**Work required:** Search the material below for the string "światła" and extract each line that has it.

**Data shown:**
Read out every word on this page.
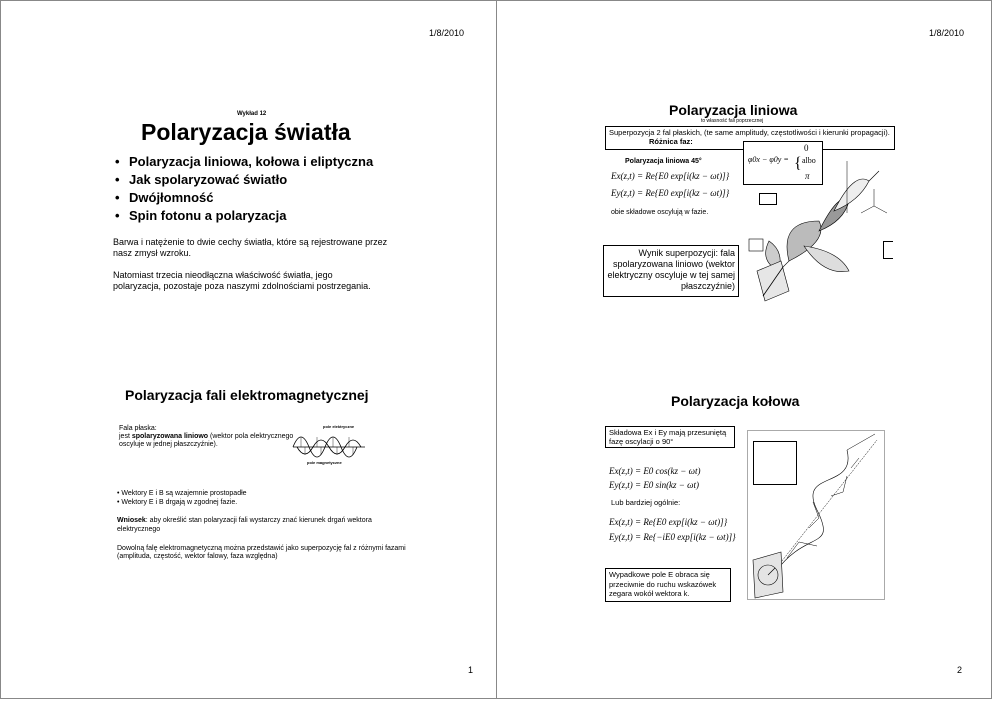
1/8/2010
Wykład 12
Polaryzacja światła
• Polaryzacja liniowa, kołowa i eliptyczna
• Jak spolaryzować światło
• Dwójłomność
• Spin fotonu a polaryzacja
Barwa i natężenie to dwie cechy światła, które są rejestrowane przez nasz zmysł wzroku.
Natomiast trzecia nieodłączna właściwość światła, jego polaryzacja, pozostaje poza naszymi zdolnościami postrzegania.
Polaryzacja fali elektromagnetycznej
Fala płaska:
jest spolaryzowana liniowo (wektor pola elektrycznego oscyluje w jednej płaszczyźnie).
pole elektryczne
pole magnetyczne
• Wektory E i B są wzajemnie prostopadłe
• Wektory E i B drgają w zgodnej fazie.
Wniosek: aby określić stan polaryzacji fali wystarczy znać kierunek drgań wektora elektrycznego
Dowolną falę elektromagnetyczną można przedstawić jako superpozycję fal z różnymi fazami (amplituda, częstość, wektor falowy, faza względna)
1
1/8/2010
Polaryzacja liniowa
to własność fali poprzecznej
Superpozycja 2 fal płaskich, (te same amplitudy, częstotliwości i kierunki propagacji). Różnica faz:
Polaryzacja liniowa 45°
Ex(z,t) = Re{E0 exp[i(kz − ωt)]}
Ey(z,t) = Re{E0 exp[i(kz − ωt)]}
φ0x − φ0y = {
0
albo
π
obie składowe oscylują w fazie.
Wynik superpozycji: fala spolaryzowana liniowo (wektor elektryczny oscyluje w tej samej płaszczyźnie)
Polaryzacja kołowa
Składowa Ex i Ey mają przesuniętą fazę oscylacji o 90°
Ex(z,t) = E0 cos(kz − ωt)
Ey(z,t) = E0 sin(kz − ωt)
Lub bardziej ogólnie:
Ex(z,t) = Re{E0 exp[i(kz − ωt)]}
Ey(z,t) = Re{−iE0 exp[i(kz − ωt)]}
Wypadkowe pole E obraca się przeciwnie do ruchu wskazówek zegara wokół wektora k.
2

**Exercise answer:**
Polaryzacja światła
Barwa i natężenie to dwie cechy światła, które są rejestrowane przez nasz zmysł wzroku.
Natomiast trzecia nieodłączna właściwość światła, jego polaryzacja, pozostaje poza naszymi zdolnościami postrzegania.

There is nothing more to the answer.